SHORT EXERCISE – In full and without alteration, give the listing again.

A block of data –
- - -

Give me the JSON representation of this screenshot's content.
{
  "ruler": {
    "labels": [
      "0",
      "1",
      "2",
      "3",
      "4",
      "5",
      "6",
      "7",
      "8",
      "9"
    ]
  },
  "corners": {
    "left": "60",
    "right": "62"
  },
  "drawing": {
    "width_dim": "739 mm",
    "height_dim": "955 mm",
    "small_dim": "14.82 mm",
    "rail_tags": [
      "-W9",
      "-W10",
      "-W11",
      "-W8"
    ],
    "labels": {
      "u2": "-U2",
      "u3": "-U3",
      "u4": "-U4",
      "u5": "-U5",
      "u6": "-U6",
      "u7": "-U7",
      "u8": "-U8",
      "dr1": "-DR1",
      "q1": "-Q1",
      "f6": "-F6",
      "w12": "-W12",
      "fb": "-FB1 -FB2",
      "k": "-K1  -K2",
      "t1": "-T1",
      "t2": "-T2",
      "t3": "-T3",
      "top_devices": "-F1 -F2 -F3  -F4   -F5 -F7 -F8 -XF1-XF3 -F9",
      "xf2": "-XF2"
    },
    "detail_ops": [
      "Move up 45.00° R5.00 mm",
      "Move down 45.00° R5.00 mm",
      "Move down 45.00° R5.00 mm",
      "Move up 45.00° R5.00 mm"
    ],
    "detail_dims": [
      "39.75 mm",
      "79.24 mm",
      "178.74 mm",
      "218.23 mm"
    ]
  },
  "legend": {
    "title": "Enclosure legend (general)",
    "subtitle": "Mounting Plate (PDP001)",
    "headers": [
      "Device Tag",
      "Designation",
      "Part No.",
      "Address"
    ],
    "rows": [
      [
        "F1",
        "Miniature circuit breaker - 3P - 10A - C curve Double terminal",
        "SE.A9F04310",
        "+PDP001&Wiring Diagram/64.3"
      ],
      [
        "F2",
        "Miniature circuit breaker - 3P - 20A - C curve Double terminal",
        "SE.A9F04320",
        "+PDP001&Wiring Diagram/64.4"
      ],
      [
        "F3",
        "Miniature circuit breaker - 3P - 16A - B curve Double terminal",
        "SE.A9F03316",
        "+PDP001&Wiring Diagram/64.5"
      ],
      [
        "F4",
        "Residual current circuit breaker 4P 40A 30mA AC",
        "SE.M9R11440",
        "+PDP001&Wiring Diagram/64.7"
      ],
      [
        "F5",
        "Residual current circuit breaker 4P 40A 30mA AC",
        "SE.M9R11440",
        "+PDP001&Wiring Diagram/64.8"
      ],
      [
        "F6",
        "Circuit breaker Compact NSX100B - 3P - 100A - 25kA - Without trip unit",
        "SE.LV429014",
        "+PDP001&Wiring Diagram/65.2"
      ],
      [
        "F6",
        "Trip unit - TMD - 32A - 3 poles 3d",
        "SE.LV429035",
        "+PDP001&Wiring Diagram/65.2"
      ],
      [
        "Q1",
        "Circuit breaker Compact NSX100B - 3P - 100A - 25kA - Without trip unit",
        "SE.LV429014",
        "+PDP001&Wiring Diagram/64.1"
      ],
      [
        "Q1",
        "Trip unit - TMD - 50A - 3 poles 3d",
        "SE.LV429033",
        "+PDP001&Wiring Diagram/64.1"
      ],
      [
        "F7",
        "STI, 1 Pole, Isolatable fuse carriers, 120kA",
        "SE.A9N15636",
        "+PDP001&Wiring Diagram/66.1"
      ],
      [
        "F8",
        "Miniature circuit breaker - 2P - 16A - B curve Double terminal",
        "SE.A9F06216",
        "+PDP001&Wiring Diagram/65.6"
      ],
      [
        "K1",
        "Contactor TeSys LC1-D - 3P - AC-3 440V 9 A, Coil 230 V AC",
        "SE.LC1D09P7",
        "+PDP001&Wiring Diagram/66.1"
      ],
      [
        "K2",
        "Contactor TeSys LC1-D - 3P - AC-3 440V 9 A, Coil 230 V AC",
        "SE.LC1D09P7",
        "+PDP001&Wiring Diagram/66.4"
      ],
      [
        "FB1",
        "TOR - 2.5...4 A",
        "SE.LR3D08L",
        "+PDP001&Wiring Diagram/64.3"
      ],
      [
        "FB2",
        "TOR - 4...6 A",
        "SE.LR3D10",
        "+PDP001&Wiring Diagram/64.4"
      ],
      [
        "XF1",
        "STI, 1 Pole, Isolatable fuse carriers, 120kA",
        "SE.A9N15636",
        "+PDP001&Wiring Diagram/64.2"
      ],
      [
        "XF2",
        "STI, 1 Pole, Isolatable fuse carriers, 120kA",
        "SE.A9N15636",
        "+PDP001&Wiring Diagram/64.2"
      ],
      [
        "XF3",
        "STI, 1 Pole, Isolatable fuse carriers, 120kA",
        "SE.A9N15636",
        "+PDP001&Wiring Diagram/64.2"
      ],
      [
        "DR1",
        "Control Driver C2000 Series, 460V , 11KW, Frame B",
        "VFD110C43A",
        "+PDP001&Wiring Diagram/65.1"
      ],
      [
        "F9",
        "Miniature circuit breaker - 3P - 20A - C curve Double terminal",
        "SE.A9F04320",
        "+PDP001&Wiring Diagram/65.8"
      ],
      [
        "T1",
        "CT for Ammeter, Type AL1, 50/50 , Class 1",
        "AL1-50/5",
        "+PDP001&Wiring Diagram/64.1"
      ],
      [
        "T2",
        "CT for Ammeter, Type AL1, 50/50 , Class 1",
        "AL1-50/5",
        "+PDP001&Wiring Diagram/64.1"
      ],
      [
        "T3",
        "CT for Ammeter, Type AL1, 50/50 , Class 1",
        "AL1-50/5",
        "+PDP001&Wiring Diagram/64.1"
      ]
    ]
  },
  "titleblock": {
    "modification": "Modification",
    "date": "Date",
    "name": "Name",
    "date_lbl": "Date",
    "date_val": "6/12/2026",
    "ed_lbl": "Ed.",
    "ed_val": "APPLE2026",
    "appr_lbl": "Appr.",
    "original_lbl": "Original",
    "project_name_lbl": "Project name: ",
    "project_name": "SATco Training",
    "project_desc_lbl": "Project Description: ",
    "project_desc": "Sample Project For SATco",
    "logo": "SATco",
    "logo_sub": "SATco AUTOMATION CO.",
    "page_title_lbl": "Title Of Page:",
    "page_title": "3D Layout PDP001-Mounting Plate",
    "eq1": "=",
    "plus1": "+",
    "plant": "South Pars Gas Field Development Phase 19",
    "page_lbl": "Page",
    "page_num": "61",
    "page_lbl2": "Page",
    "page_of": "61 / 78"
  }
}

- - -

THE COMPLETED TASK –
Give me the JSON representation of this screenshot's content.
{
  "ruler": {
    "labels": [
      "0",
      "1",
      "2",
      "3",
      "4",
      "5",
      "6",
      "7",
      "8",
      "9"
    ]
  },
  "corners": {
    "left": "60",
    "right": "62"
  },
  "drawing": {
    "width_dim": "739 mm",
    "height_dim": "955 mm",
    "small_dim": "14.82 mm",
    "rail_tags": [
      "-W9",
      "-W10",
      "-W11",
      "-W8"
    ],
    "labels": {
      "u2": "-U2",
      "u3": "-U3",
      "u4": "-U4",
      "u5": "-U5",
      "u6": "-U6",
      "u7": "-U7",
      "u8": "-U8",
      "dr1": "-DR1",
      "q1": "-Q1",
      "f6": "-F6",
      "w12": "-W12",
      "fb": "-FB1 -FB2",
      "k": "-K1  -K2",
      "t1": "-T1",
      "t2": "-T2",
      "t3": "-T3",
      "top_devices": "-F1 -F2 -F3  -F4   -F5 -F7 -F8 -XF1-XF3 -F9",
      "xf2": "-XF2"
    },
    "detail_ops": [
      "Move up 45.00° R5.00 mm",
      "Move down 45.00° R5.00 mm",
      "Move down 45.00° R5.00 mm",
      "Move up 45.00° R5.00 mm"
    ],
    "detail_dims": [
      "39.75 mm",
      "79.24 mm",
      "178.74 mm",
      "218.23 mm"
    ]
  },
  "legend": {
    "title": "Enclosure legend (general)",
    "subtitle": "Mounting Plate (PDP001)",
    "headers": [
      "Device Tag",
      "Designation",
      "Part No.",
      "Address"
    ],
    "rows": [
      [
        "F1",
        "Miniature circuit breaker - 3P - 10A - C curve Double terminal",
        "SE.A9F04310",
        "+PDP001&Wiring Diagram/64.3"
      ],
      [
        "F2",
        "Miniature circuit breaker - 3P - 20A - C curve Double terminal",
        "SE.A9F04320",
        "+PDP001&Wiring Diagram/64.4"
      ],
      [
        "F3",
        "Miniature circuit breaker - 3P - 16A - B curve Double terminal",
        "SE.A9F03316",
        "+PDP001&Wiring Diagram/64.5"
      ],
      [
        "F4",
        "Residual current circuit breaker 4P 40A 30mA AC",
        "SE.M9R11440",
        "+PDP001&Wiring Diagram/64.7"
      ],
      [
        "F5",
        "Residual current circuit breaker 4P 40A 30mA AC",
        "SE.M9R11440",
        "+PDP001&Wiring Diagram/64.8"
      ],
      [
        "F6",
        "Circuit breaker Compact NSX100B - 3P - 100A - 25kA - Without trip unit",
        "SE.LV429014",
        "+PDP001&Wiring Diagram/65.2"
      ],
      [
        "F6",
        "Trip unit - TMD - 32A - 3 poles 3d",
        "SE.LV429035",
        "+PDP001&Wiring Diagram/65.2"
      ],
      [
        "Q1",
        "Circuit breaker Compact NSX100B - 3P - 100A - 25kA - Without trip unit",
        "SE.LV429014",
        "+PDP001&Wiring Diagram/64.1"
      ],
      [
        "Q1",
        "Trip unit - TMD - 50A - 3 poles 3d",
        "SE.LV429033",
        "+PDP001&Wiring Diagram/64.1"
      ],
      [
        "F7",
        "STI, 1 Pole, Isolatable fuse carriers, 120kA",
        "SE.A9N15636",
        "+PDP001&Wiring Diagram/66.1"
      ],
      [
        "F8",
        "Miniature circuit breaker - 2P - 16A - B curve Double terminal",
        "SE.A9F06216",
        "+PDP001&Wiring Diagram/65.6"
      ],
      [
        "K1",
        "Contactor TeSys LC1-D - 3P - AC-3 440V 9 A, Coil 230 V AC",
        "SE.LC1D09P7",
        "+PDP001&Wiring Diagram/66.1"
      ],
      [
        "K2",
        "Contactor TeSys LC1-D - 3P - AC-3 440V 9 A, Coil 230 V AC",
        "SE.LC1D09P7",
        "+PDP001&Wiring Diagram/66.4"
      ],
      [
        "FB1",
        "TOR - 2.5...4 A",
        "SE.LR3D08L",
        "+PDP001&Wiring Diagram/64.3"
      ],
      [
        "FB2",
        "TOR - 4...6 A",
        "SE.LR3D10",
        "+PDP001&Wiring Diagram/64.4"
      ],
      [
        "XF1",
        "STI, 1 Pole, Isolatable fuse carriers, 120kA",
        "SE.A9N15636",
        "+PDP001&Wiring Diagram/64.2"
      ],
      [
        "XF2",
        "STI, 1 Pole, Isolatable fuse carriers, 120kA",
        "SE.A9N15636",
        "+PDP001&Wiring Diagram/64.2"
      ],
      [
        "XF3",
        "STI, 1 Pole, Isolatable fuse carriers, 120kA",
        "SE.A9N15636",
        "+PDP001&Wiring Diagram/64.2"
      ],
      [
        "DR1",
        "Control Driver C2000 Series, 460V , 11KW, Frame B",
        "VFD110C43A",
        "+PDP001&Wiring Diagram/65.1"
      ],
      [
        "F9",
        "Miniature circuit breaker - 3P - 20A - C curve Double terminal",
        "SE.A9F04320",
        "+PDP001&Wiring Diagram/65.8"
      ],
      [
        "T1",
        "CT for Ammeter, Type AL1, 50/50 , Class 1",
        "AL1-50/5",
        "+PDP001&Wiring Diagram/64.1"
      ],
      [
        "T2",
        "CT for Ammeter, Type AL1, 50/50 , Class 1",
        "AL1-50/5",
        "+PDP001&Wiring Diagram/64.1"
      ],
      [
        "T3",
        "CT for Ammeter, Type AL1, 50/50 , Class 1",
        "AL1-50/5",
        "+PDP001&Wiring Diagram/64.1"
      ]
    ]
  },
  "titleblock": {
    "modification": "Modification",
    "date": "Date",
    "name": "Name",
    "date_lbl": "Date",
    "date_val": "6/12/2026",
    "ed_lbl": "Ed.",
    "ed_val": "APPLE2026",
    "appr_lbl": "Appr.",
    "original_lbl": "Original",
    "project_name_lbl": "Project name: ",
    "project_name": "SATco Training",
    "project_desc_lbl": "Project Description: ",
    "project_desc": "Sample Project For SATco",
    "logo": "SATco",
    "logo_sub": "SATco AUTOMATION CO.",
    "page_title_lbl": "Title Of Page:",
    "page_title": "3D Layout PDP001-Mounting Plate",
    "eq1": "=",
    "plus1": "+",
    "plant": "South Pars Gas Field Development Phase 19",
    "page_lbl": "Page",
    "page_num": "61",
    "page_lbl2": "Page",
    "page_of": "61 / 78"
  }
}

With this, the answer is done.